__Directions__.
Omit the pictures, then reproduce every remaining record exactly.

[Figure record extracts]
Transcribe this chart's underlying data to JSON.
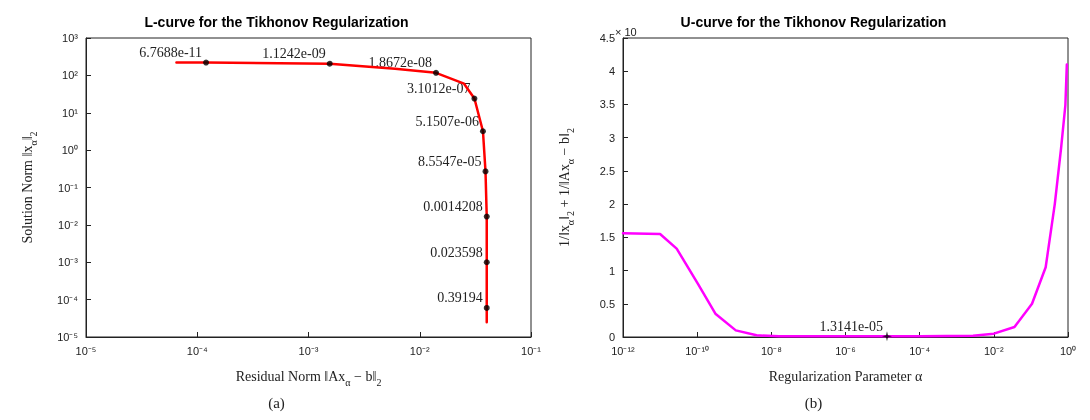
{
  "chart_data": [
    {
      "type": "line",
      "title": "L-curve for the Tikhonov Regularization",
      "xlabel": "Residual Norm ‖Ax$_{α}$ − b‖$_{2}$",
      "ylabel": "Solution Norm ‖x$_{α}$‖$_{2}$",
      "log": "xy",
      "xlim": [
        1e-05,
        0.1
      ],
      "ylim": [
        1e-05,
        1000
      ],
      "xticks": [
        {
          "value": 1e-05,
          "label": "10⁻⁵"
        },
        {
          "value": 0.0001,
          "label": "10⁻⁴"
        },
        {
          "value": 0.001,
          "label": "10⁻³"
        },
        {
          "value": 0.01,
          "label": "10⁻²"
        },
        {
          "value": 0.1,
          "label": "10⁻¹"
        }
      ],
      "yticks": [
        {
          "value": 1e-05,
          "label": "10⁻⁵"
        },
        {
          "value": 0.0001,
          "label": "10⁻⁴"
        },
        {
          "value": 0.001,
          "label": "10⁻³"
        },
        {
          "value": 0.01,
          "label": "10⁻²"
        },
        {
          "value": 0.1,
          "label": "10⁻¹"
        },
        {
          "value": 1,
          "label": "10⁰"
        },
        {
          "value": 10,
          "label": "10¹"
        },
        {
          "value": 100,
          "label": "10²"
        },
        {
          "value": 1000,
          "label": "10³"
        }
      ],
      "series": [
        {
          "color": "#ff0000",
          "marker": "none",
          "x": [
            6.5e-05,
            0.00012,
            0.00155,
            0.006,
            0.014,
            0.025,
            0.031,
            0.037,
            0.039,
            0.04,
            0.04,
            0.04,
            0.04
          ],
          "values": [
            220,
            220,
            205,
            150,
            117,
            60,
            24,
            3.2,
            0.27,
            0.0167,
            0.001,
            6e-05,
            2.5e-05
          ]
        },
        {
          "type": "scatter",
          "color": "#000000",
          "marker": "circle",
          "x": [
            0.00012,
            0.00155,
            0.014,
            0.031,
            0.037,
            0.039,
            0.04,
            0.04,
            0.04
          ],
          "values": [
            220,
            205,
            117,
            24,
            3.2,
            0.27,
            0.0167,
            0.001,
            6e-05
          ]
        }
      ],
      "annotations": [
        {
          "text": "6.7688e-11",
          "x": 0.00012,
          "y": 220
        },
        {
          "text": "1.1242e-09",
          "x": 0.00155,
          "y": 205
        },
        {
          "text": "1.8672e-08",
          "x": 0.014,
          "y": 117
        },
        {
          "text": "3.1012e-07",
          "x": 0.031,
          "y": 24
        },
        {
          "text": "5.1507e-06",
          "x": 0.037,
          "y": 3.2
        },
        {
          "text": "8.5547e-05",
          "x": 0.039,
          "y": 0.27
        },
        {
          "text": "0.0014208",
          "x": 0.04,
          "y": 0.0167
        },
        {
          "text": "0.023598",
          "x": 0.04,
          "y": 0.001
        },
        {
          "text": "0.39194",
          "x": 0.04,
          "y": 6e-05
        },
        "(a)"
      ]
    },
    {
      "type": "line",
      "title": "U-curve for the Tikhonov Regularization",
      "xlabel": "Regularization Parameter α",
      "ylabel": "1/‖x$_{α}$‖$_{2}$ + 1/‖Ax$_{α}$ − b‖$_{2}$",
      "log": "x",
      "xlim": [
        1e-12,
        1
      ],
      "ylim": [
        0,
        4.5
      ],
      "xticks": [
        {
          "value": 1e-12,
          "label": "10⁻¹²"
        },
        {
          "value": 1e-10,
          "label": "10⁻¹⁰"
        },
        {
          "value": 1e-08,
          "label": "10⁻⁸"
        },
        {
          "value": 1e-06,
          "label": "10⁻⁶"
        },
        {
          "value": 0.0001,
          "label": "10⁻⁴"
        },
        {
          "value": 0.01,
          "label": "10⁻²"
        },
        {
          "value": 1,
          "label": "10⁰"
        }
      ],
      "yticks": [
        0,
        0.5,
        1,
        1.5,
        2,
        2.5,
        3,
        3.5,
        4,
        4.5
      ],
      "series": [
        {
          "color": "#ff00ff",
          "marker": "none",
          "x": [
            1e-12,
            1e-11,
            2.8e-11,
            1.05e-10,
            3.1e-10,
            1.1e-09,
            4e-09,
            1.6e-08,
            1e-06,
            0.0001,
            0.00275,
            0.01,
            0.036,
            0.107,
            0.25,
            0.44,
            0.65,
            0.85,
            0.93
          ],
          "values": [
            1.56,
            1.55,
            1.33,
            0.8,
            0.35,
            0.1,
            0.025,
            0.01,
            0.01,
            0.01,
            0.02,
            0.05,
            0.15,
            0.5,
            1.05,
            2.0,
            2.84,
            3.49,
            4.1
          ]
        },
        {
          "type": "scatter",
          "color": "#000000",
          "marker": "star",
          "x": [
            1.3141e-05
          ],
          "values": [
            0.01
          ]
        }
      ],
      "annotations": [
        {
          "text": "1.3141e-05",
          "x": 1.3141e-05,
          "y": 0.01
        },
        "× 10",
        "(b)"
      ]
    }
  ]
}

__Answer__.
Transcribe this chart's underlying data to JSON.
{
  "chart_data": [
    {
      "type": "line",
      "title": "L-curve for the Tikhonov Regularization",
      "xlabel": "Residual Norm ‖Ax$_{α}$ − b‖$_{2}$",
      "ylabel": "Solution Norm ‖x$_{α}$‖$_{2}$",
      "log": "xy",
      "xlim": [
        1e-05,
        0.1
      ],
      "ylim": [
        1e-05,
        1000
      ],
      "xticks": [
        {
          "value": 1e-05,
          "label": "10⁻⁵"
        },
        {
          "value": 0.0001,
          "label": "10⁻⁴"
        },
        {
          "value": 0.001,
          "label": "10⁻³"
        },
        {
          "value": 0.01,
          "label": "10⁻²"
        },
        {
          "value": 0.1,
          "label": "10⁻¹"
        }
      ],
      "yticks": [
        {
          "value": 1e-05,
          "label": "10⁻⁵"
        },
        {
          "value": 0.0001,
          "label": "10⁻⁴"
        },
        {
          "value": 0.001,
          "label": "10⁻³"
        },
        {
          "value": 0.01,
          "label": "10⁻²"
        },
        {
          "value": 0.1,
          "label": "10⁻¹"
        },
        {
          "value": 1,
          "label": "10⁰"
        },
        {
          "value": 10,
          "label": "10¹"
        },
        {
          "value": 100,
          "label": "10²"
        },
        {
          "value": 1000,
          "label": "10³"
        }
      ],
      "series": [
        {
          "color": "#ff0000",
          "marker": "none",
          "x": [
            6.5e-05,
            0.00012,
            0.00155,
            0.006,
            0.014,
            0.025,
            0.031,
            0.037,
            0.039,
            0.04,
            0.04,
            0.04,
            0.04
          ],
          "values": [
            220,
            220,
            205,
            150,
            117,
            60,
            24,
            3.2,
            0.27,
            0.0167,
            0.001,
            6e-05,
            2.5e-05
          ]
        },
        {
          "type": "scatter",
          "color": "#000000",
          "marker": "circle",
          "x": [
            0.00012,
            0.00155,
            0.014,
            0.031,
            0.037,
            0.039,
            0.04,
            0.04,
            0.04
          ],
          "values": [
            220,
            205,
            117,
            24,
            3.2,
            0.27,
            0.0167,
            0.001,
            6e-05
          ]
        }
      ],
      "annotations": [
        {
          "text": "6.7688e-11",
          "x": 0.00012,
          "y": 220
        },
        {
          "text": "1.1242e-09",
          "x": 0.00155,
          "y": 205
        },
        {
          "text": "1.8672e-08",
          "x": 0.014,
          "y": 117
        },
        {
          "text": "3.1012e-07",
          "x": 0.031,
          "y": 24
        },
        {
          "text": "5.1507e-06",
          "x": 0.037,
          "y": 3.2
        },
        {
          "text": "8.5547e-05",
          "x": 0.039,
          "y": 0.27
        },
        {
          "text": "0.0014208",
          "x": 0.04,
          "y": 0.0167
        },
        {
          "text": "0.023598",
          "x": 0.04,
          "y": 0.001
        },
        {
          "text": "0.39194",
          "x": 0.04,
          "y": 6e-05
        },
        "(a)"
      ]
    },
    {
      "type": "line",
      "title": "U-curve for the Tikhonov Regularization",
      "xlabel": "Regularization Parameter α",
      "ylabel": "1/‖x$_{α}$‖$_{2}$ + 1/‖Ax$_{α}$ − b‖$_{2}$",
      "log": "x",
      "xlim": [
        1e-12,
        1
      ],
      "ylim": [
        0,
        4.5
      ],
      "xticks": [
        {
          "value": 1e-12,
          "label": "10⁻¹²"
        },
        {
          "value": 1e-10,
          "label": "10⁻¹⁰"
        },
        {
          "value": 1e-08,
          "label": "10⁻⁸"
        },
        {
          "value": 1e-06,
          "label": "10⁻⁶"
        },
        {
          "value": 0.0001,
          "label": "10⁻⁴"
        },
        {
          "value": 0.01,
          "label": "10⁻²"
        },
        {
          "value": 1,
          "label": "10⁰"
        }
      ],
      "yticks": [
        0,
        0.5,
        1,
        1.5,
        2,
        2.5,
        3,
        3.5,
        4,
        4.5
      ],
      "series": [
        {
          "color": "#ff00ff",
          "marker": "none",
          "x": [
            1e-12,
            1e-11,
            2.8e-11,
            1.05e-10,
            3.1e-10,
            1.1e-09,
            4e-09,
            1.6e-08,
            1e-06,
            0.0001,
            0.00275,
            0.01,
            0.036,
            0.107,
            0.25,
            0.44,
            0.65,
            0.85,
            0.93
          ],
          "values": [
            1.56,
            1.55,
            1.33,
            0.8,
            0.35,
            0.1,
            0.025,
            0.01,
            0.01,
            0.01,
            0.02,
            0.05,
            0.15,
            0.5,
            1.05,
            2.0,
            2.84,
            3.49,
            4.1
          ]
        },
        {
          "type": "scatter",
          "color": "#000000",
          "marker": "star",
          "x": [
            1.3141e-05
          ],
          "values": [
            0.01
          ]
        }
      ],
      "annotations": [
        {
          "text": "1.3141e-05",
          "x": 1.3141e-05,
          "y": 0.01
        },
        "× 10",
        "(b)"
      ]
    }
  ]
}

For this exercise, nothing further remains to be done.